- **RECORDS FOR THIS TASK**
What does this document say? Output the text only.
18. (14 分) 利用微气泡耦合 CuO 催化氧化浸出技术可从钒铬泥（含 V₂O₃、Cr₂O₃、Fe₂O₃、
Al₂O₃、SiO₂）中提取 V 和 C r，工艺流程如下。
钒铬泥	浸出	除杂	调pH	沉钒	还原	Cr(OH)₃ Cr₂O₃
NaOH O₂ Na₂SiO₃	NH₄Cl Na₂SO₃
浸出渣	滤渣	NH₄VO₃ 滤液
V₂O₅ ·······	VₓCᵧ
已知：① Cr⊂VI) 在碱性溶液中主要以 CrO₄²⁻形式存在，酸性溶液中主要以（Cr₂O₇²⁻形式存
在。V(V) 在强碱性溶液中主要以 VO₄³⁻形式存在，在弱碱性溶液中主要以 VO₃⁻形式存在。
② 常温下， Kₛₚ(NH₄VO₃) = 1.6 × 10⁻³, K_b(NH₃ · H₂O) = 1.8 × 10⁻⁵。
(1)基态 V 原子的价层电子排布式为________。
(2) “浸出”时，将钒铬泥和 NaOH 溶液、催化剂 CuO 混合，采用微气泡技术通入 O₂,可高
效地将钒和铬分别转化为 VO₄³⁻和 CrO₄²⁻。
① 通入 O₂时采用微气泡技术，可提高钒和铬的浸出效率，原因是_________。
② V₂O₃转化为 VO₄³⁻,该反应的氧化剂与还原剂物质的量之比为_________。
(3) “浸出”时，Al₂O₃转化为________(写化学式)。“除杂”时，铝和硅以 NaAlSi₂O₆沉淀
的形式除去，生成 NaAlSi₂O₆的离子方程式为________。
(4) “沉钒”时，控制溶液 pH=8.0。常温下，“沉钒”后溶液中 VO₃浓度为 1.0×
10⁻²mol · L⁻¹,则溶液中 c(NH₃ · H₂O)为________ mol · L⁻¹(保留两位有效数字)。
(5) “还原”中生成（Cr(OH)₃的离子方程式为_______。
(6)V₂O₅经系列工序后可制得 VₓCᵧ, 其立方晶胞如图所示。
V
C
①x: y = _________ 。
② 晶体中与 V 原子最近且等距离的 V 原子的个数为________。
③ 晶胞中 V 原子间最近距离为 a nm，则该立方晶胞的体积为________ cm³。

- **THE EXERCISE**
Return the material in full, exactly as shown.

- **SOLVED EXERCISE**
What does this document say? Output the text only.
18. (14 分) 利用微气泡耦合 CuO 催化氧化浸出技术可从钒铬泥（含 V₂O₃、Cr₂O₃、Fe₂O₃、
Al₂O₃、SiO₂）中提取 V 和 C r，工艺流程如下。
钒铬泥	浸出	除杂	调pH	沉钒	还原	Cr(OH)₃ Cr₂O₃
NaOH O₂ Na₂SiO₃	NH₄Cl Na₂SO₃
浸出渣	滤渣	NH₄VO₃ 滤液
V₂O₅ ·······	VₓCᵧ
已知：① Cr⊂VI) 在碱性溶液中主要以 CrO₄²⁻形式存在，酸性溶液中主要以（Cr₂O₇²⁻形式存
在。V(V) 在强碱性溶液中主要以 VO₄³⁻形式存在，在弱碱性溶液中主要以 VO₃⁻形式存在。
② 常温下， Kₛₚ(NH₄VO₃) = 1.6 × 10⁻³, K_b(NH₃ · H₂O) = 1.8 × 10⁻⁵。
(1)基态 V 原子的价层电子排布式为________。
(2) “浸出”时，将钒铬泥和 NaOH 溶液、催化剂 CuO 混合，采用微气泡技术通入 O₂,可高
效地将钒和铬分别转化为 VO₄³⁻和 CrO₄²⁻。
① 通入 O₂时采用微气泡技术，可提高钒和铬的浸出效率，原因是_________。
② V₂O₃转化为 VO₄³⁻,该反应的氧化剂与还原剂物质的量之比为_________。
(3) “浸出”时，Al₂O₃转化为________(写化学式)。“除杂”时，铝和硅以 NaAlSi₂O₆沉淀
的形式除去，生成 NaAlSi₂O₆的离子方程式为________。
(4) “沉钒”时，控制溶液 pH=8.0。常温下，“沉钒”后溶液中 VO₃浓度为 1.0×
10⁻²mol · L⁻¹,则溶液中 c(NH₃ · H₂O)为________ mol · L⁻¹(保留两位有效数字)。
(5) “还原”中生成（Cr(OH)₃的离子方程式为_______。
(6)V₂O₅经系列工序后可制得 VₓCᵧ, 其立方晶胞如图所示。
V
C
①x: y = _________ 。
② 晶体中与 V 原子最近且等距离的 V 原子的个数为________。
③ 晶胞中 V 原子间最近距离为 a nm，则该立方晶胞的体积为________ cm³。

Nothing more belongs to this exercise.